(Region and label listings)

* Begin *

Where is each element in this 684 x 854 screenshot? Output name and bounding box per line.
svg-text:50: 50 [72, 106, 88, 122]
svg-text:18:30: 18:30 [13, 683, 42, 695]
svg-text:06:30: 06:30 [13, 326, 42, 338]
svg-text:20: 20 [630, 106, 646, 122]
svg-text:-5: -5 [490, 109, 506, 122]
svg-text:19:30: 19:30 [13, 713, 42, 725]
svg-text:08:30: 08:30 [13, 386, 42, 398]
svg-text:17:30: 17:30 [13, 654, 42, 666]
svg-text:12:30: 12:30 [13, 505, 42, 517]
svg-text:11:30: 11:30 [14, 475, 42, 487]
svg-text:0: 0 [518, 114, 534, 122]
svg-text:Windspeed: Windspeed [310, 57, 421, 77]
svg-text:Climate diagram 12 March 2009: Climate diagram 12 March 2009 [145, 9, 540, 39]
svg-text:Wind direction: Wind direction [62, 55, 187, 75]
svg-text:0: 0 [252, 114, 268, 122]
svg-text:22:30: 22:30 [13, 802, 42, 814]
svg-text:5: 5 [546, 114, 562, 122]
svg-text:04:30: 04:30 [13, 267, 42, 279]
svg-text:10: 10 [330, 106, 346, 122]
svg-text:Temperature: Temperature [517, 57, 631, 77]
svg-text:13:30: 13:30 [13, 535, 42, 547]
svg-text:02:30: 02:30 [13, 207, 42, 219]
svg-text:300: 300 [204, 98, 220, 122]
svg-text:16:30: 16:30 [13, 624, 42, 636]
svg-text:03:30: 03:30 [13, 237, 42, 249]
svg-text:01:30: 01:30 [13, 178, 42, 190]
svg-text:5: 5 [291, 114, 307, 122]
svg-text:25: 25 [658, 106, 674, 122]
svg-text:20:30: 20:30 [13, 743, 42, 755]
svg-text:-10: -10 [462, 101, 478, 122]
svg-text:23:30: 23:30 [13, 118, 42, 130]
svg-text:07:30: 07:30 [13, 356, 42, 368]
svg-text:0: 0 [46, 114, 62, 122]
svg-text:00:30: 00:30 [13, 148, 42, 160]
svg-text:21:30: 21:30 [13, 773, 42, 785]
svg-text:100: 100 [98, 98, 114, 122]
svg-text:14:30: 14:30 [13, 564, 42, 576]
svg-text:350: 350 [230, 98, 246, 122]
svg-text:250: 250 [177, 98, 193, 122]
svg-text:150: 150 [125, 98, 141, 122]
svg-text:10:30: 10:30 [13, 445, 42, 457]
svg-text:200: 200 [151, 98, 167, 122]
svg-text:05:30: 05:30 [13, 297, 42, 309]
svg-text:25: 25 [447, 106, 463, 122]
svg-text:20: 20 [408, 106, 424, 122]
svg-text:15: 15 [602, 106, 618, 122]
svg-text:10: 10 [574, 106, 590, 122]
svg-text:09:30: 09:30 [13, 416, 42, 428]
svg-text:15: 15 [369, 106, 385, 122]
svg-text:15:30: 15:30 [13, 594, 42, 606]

* End *

* [WHAT IS NEEDED]
Copy the records from the start through the line containing "svg-text:23:30: 23:30 [13, 118, 42, 130]", substituting "image" for "screenshot" and leaving everything else unchanged.

* [RESPONSE]
Where is each element in this 684 x 854 image? Output name and bounding box per line.
svg-text:50: 50 [72, 106, 88, 122]
svg-text:18:30: 18:30 [13, 683, 42, 695]
svg-text:06:30: 06:30 [13, 326, 42, 338]
svg-text:20: 20 [630, 106, 646, 122]
svg-text:-5: -5 [490, 109, 506, 122]
svg-text:19:30: 19:30 [13, 713, 42, 725]
svg-text:08:30: 08:30 [13, 386, 42, 398]
svg-text:17:30: 17:30 [13, 654, 42, 666]
svg-text:12:30: 12:30 [13, 505, 42, 517]
svg-text:11:30: 11:30 [14, 475, 42, 487]
svg-text:0: 0 [518, 114, 534, 122]
svg-text:Windspeed: Windspeed [310, 57, 421, 77]
svg-text:Climate diagram 12 March 2009: Climate diagram 12 March 2009 [145, 9, 540, 39]
svg-text:Wind direction: Wind direction [62, 55, 187, 75]
svg-text:0: 0 [252, 114, 268, 122]
svg-text:22:30: 22:30 [13, 802, 42, 814]
svg-text:5: 5 [546, 114, 562, 122]
svg-text:04:30: 04:30 [13, 267, 42, 279]
svg-text:10: 10 [330, 106, 346, 122]
svg-text:Temperature: Temperature [517, 57, 631, 77]
svg-text:13:30: 13:30 [13, 535, 42, 547]
svg-text:02:30: 02:30 [13, 207, 42, 219]
svg-text:300: 300 [204, 98, 220, 122]
svg-text:16:30: 16:30 [13, 624, 42, 636]
svg-text:03:30: 03:30 [13, 237, 42, 249]
svg-text:01:30: 01:30 [13, 178, 42, 190]
svg-text:5: 5 [291, 114, 307, 122]
svg-text:25: 25 [658, 106, 674, 122]
svg-text:20:30: 20:30 [13, 743, 42, 755]
svg-text:-10: -10 [462, 101, 478, 122]
svg-text:23:30: 23:30 [13, 118, 42, 130]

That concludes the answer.